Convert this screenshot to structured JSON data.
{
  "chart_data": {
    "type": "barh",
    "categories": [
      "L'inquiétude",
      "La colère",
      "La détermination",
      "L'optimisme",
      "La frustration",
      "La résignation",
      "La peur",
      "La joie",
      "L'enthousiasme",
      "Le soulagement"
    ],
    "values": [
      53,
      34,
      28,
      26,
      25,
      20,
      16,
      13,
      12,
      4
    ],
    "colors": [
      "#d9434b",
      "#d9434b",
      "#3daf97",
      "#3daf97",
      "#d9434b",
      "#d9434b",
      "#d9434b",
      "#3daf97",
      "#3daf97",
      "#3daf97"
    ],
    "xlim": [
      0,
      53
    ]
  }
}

_ _ _

Task to complete: Transcribe every record above exactly as it appears.

Solution to this task:
Convert this screenshot to structured JSON data.
{
  "chart_data": {
    "type": "barh",
    "categories": [
      "L'inquiétude",
      "La colère",
      "La détermination",
      "L'optimisme",
      "La frustration",
      "La résignation",
      "La peur",
      "La joie",
      "L'enthousiasme",
      "Le soulagement"
    ],
    "values": [
      53,
      34,
      28,
      26,
      25,
      20,
      16,
      13,
      12,
      4
    ],
    "colors": [
      "#d9434b",
      "#d9434b",
      "#3daf97",
      "#3daf97",
      "#d9434b",
      "#d9434b",
      "#d9434b",
      "#3daf97",
      "#3daf97",
      "#3daf97"
    ],
    "xlim": [
      0,
      53
    ]
  }
}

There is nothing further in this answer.